• WHAT THIS TASK INVOLVES: Repeat the material in full. Keep every line exactly as it is.

+ + + +

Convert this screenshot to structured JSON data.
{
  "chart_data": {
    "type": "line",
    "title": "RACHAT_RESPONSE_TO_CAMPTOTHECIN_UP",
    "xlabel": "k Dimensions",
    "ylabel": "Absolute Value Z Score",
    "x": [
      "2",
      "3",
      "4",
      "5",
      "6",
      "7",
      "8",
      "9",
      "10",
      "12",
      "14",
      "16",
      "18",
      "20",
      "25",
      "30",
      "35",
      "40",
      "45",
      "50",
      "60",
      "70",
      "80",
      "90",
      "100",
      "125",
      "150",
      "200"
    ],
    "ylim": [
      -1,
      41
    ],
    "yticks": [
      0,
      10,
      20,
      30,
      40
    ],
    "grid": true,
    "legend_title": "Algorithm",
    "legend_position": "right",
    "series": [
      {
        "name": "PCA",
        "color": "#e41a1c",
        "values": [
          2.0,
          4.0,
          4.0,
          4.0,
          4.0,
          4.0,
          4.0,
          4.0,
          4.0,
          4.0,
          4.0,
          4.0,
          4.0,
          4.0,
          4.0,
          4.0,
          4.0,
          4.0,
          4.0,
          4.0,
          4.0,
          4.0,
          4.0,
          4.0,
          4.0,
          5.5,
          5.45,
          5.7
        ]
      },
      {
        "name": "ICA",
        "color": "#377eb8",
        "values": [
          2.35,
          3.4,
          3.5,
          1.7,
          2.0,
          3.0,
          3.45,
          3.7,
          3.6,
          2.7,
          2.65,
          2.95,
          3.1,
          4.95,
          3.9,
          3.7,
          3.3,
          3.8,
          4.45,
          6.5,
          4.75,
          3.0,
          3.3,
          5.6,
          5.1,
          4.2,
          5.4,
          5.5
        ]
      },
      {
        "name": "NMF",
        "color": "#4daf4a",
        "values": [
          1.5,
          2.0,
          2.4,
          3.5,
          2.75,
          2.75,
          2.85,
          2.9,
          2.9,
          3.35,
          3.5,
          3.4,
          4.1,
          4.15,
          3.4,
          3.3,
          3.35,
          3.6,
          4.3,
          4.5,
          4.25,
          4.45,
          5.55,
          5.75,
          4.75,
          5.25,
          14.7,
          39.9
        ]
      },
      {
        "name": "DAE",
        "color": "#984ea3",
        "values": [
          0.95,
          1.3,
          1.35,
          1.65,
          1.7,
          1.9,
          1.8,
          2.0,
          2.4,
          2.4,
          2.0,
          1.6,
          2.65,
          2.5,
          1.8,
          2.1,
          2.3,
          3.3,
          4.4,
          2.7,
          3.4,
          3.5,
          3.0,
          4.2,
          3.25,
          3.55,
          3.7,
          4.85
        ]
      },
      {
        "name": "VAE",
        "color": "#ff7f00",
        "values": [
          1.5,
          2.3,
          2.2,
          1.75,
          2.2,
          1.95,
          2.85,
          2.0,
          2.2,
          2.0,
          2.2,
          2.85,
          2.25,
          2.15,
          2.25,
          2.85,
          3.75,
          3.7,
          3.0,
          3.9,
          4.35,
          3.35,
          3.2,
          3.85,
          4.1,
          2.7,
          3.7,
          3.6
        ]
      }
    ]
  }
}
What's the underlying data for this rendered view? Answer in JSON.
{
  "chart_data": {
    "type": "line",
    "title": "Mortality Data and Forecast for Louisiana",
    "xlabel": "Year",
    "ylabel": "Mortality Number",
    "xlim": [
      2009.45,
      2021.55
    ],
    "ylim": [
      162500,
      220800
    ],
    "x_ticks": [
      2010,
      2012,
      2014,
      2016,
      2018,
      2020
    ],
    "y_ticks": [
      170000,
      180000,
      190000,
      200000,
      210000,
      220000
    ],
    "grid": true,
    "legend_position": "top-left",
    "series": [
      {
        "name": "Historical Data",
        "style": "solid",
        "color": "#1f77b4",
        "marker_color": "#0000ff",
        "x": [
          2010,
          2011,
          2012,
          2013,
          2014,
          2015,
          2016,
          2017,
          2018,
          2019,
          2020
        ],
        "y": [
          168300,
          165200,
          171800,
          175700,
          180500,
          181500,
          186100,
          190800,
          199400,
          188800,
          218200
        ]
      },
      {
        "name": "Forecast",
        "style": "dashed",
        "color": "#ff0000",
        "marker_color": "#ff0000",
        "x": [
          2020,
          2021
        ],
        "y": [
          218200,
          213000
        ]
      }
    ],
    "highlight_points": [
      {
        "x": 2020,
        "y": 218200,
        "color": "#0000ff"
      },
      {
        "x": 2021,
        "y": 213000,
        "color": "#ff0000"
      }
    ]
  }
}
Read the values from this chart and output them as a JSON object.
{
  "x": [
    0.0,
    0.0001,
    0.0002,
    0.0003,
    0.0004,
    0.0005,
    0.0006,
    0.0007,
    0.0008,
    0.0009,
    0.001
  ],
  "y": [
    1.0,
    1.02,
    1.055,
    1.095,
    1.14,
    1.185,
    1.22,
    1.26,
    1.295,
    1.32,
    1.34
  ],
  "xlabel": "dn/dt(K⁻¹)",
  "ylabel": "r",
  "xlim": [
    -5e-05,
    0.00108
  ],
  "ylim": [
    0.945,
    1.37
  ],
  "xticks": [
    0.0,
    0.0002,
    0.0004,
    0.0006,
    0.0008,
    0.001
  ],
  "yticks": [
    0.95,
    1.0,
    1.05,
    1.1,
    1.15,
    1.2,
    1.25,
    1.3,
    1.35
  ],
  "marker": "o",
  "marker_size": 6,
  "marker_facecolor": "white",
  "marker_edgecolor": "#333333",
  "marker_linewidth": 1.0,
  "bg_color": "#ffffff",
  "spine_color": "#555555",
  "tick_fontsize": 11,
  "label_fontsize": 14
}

+ + + +

• PROBLEM SOLUTION:
Convert this screenshot to structured JSON data.
{
  "chart_data": {
    "type": "line",
    "title": "RACHAT_RESPONSE_TO_CAMPTOTHECIN_UP",
    "xlabel": "k Dimensions",
    "ylabel": "Absolute Value Z Score",
    "x": [
      "2",
      "3",
      "4",
      "5",
      "6",
      "7",
      "8",
      "9",
      "10",
      "12",
      "14",
      "16",
      "18",
      "20",
      "25",
      "30",
      "35",
      "40",
      "45",
      "50",
      "60",
      "70",
      "80",
      "90",
      "100",
      "125",
      "150",
      "200"
    ],
    "ylim": [
      -1,
      41
    ],
    "yticks": [
      0,
      10,
      20,
      30,
      40
    ],
    "grid": true,
    "legend_title": "Algorithm",
    "legend_position": "right",
    "series": [
      {
        "name": "PCA",
        "color": "#e41a1c",
        "values": [
          2.0,
          4.0,
          4.0,
          4.0,
          4.0,
          4.0,
          4.0,
          4.0,
          4.0,
          4.0,
          4.0,
          4.0,
          4.0,
          4.0,
          4.0,
          4.0,
          4.0,
          4.0,
          4.0,
          4.0,
          4.0,
          4.0,
          4.0,
          4.0,
          4.0,
          5.5,
          5.45,
          5.7
        ]
      },
      {
        "name": "ICA",
        "color": "#377eb8",
        "values": [
          2.35,
          3.4,
          3.5,
          1.7,
          2.0,
          3.0,
          3.45,
          3.7,
          3.6,
          2.7,
          2.65,
          2.95,
          3.1,
          4.95,
          3.9,
          3.7,
          3.3,
          3.8,
          4.45,
          6.5,
          4.75,
          3.0,
          3.3,
          5.6,
          5.1,
          4.2,
          5.4,
          5.5
        ]
      },
      {
        "name": "NMF",
        "color": "#4daf4a",
        "values": [
          1.5,
          2.0,
          2.4,
          3.5,
          2.75,
          2.75,
          2.85,
          2.9,
          2.9,
          3.35,
          3.5,
          3.4,
          4.1,
          4.15,
          3.4,
          3.3,
          3.35,
          3.6,
          4.3,
          4.5,
          4.25,
          4.45,
          5.55,
          5.75,
          4.75,
          5.25,
          14.7,
          39.9
        ]
      },
      {
        "name": "DAE",
        "color": "#984ea3",
        "values": [
          0.95,
          1.3,
          1.35,
          1.65,
          1.7,
          1.9,
          1.8,
          2.0,
          2.4,
          2.4,
          2.0,
          1.6,
          2.65,
          2.5,
          1.8,
          2.1,
          2.3,
          3.3,
          4.4,
          2.7,
          3.4,
          3.5,
          3.0,
          4.2,
          3.25,
          3.55,
          3.7,
          4.85
        ]
      },
      {
        "name": "VAE",
        "color": "#ff7f00",
        "values": [
          1.5,
          2.3,
          2.2,
          1.75,
          2.2,
          1.95,
          2.85,
          2.0,
          2.2,
          2.0,
          2.2,
          2.85,
          2.25,
          2.15,
          2.25,
          2.85,
          3.75,
          3.7,
          3.0,
          3.9,
          4.35,
          3.35,
          3.2,
          3.85,
          4.1,
          2.7,
          3.7,
          3.6
        ]
      }
    ]
  }
}
What's the underlying data for this rendered view? Answer in JSON.
{
  "chart_data": {
    "type": "line",
    "title": "Mortality Data and Forecast for Louisiana",
    "xlabel": "Year",
    "ylabel": "Mortality Number",
    "xlim": [
      2009.45,
      2021.55
    ],
    "ylim": [
      162500,
      220800
    ],
    "x_ticks": [
      2010,
      2012,
      2014,
      2016,
      2018,
      2020
    ],
    "y_ticks": [
      170000,
      180000,
      190000,
      200000,
      210000,
      220000
    ],
    "grid": true,
    "legend_position": "top-left",
    "series": [
      {
        "name": "Historical Data",
        "style": "solid",
        "color": "#1f77b4",
        "marker_color": "#0000ff",
        "x": [
          2010,
          2011,
          2012,
          2013,
          2014,
          2015,
          2016,
          2017,
          2018,
          2019,
          2020
        ],
        "y": [
          168300,
          165200,
          171800,
          175700,
          180500,
          181500,
          186100,
          190800,
          199400,
          188800,
          218200
        ]
      },
      {
        "name": "Forecast",
        "style": "dashed",
        "color": "#ff0000",
        "marker_color": "#ff0000",
        "x": [
          2020,
          2021
        ],
        "y": [
          218200,
          213000
        ]
      }
    ],
    "highlight_points": [
      {
        "x": 2020,
        "y": 218200,
        "color": "#0000ff"
      },
      {
        "x": 2021,
        "y": 213000,
        "color": "#ff0000"
      }
    ]
  }
}
Read the values from this chart and output them as a JSON object.
{
  "x": [
    0.0,
    0.0001,
    0.0002,
    0.0003,
    0.0004,
    0.0005,
    0.0006,
    0.0007,
    0.0008,
    0.0009,
    0.001
  ],
  "y": [
    1.0,
    1.02,
    1.055,
    1.095,
    1.14,
    1.185,
    1.22,
    1.26,
    1.295,
    1.32,
    1.34
  ],
  "xlabel": "dn/dt(K⁻¹)",
  "ylabel": "r",
  "xlim": [
    -5e-05,
    0.00108
  ],
  "ylim": [
    0.945,
    1.37
  ],
  "xticks": [
    0.0,
    0.0002,
    0.0004,
    0.0006,
    0.0008,
    0.001
  ],
  "yticks": [
    0.95,
    1.0,
    1.05,
    1.1,
    1.15,
    1.2,
    1.25,
    1.3,
    1.35
  ],
  "marker": "o",
  "marker_size": 6,
  "marker_facecolor": "white",
  "marker_edgecolor": "#333333",
  "marker_linewidth": 1.0,
  "bg_color": "#ffffff",
  "spine_color": "#555555",
  "tick_fontsize": 11,
  "label_fontsize": 14
}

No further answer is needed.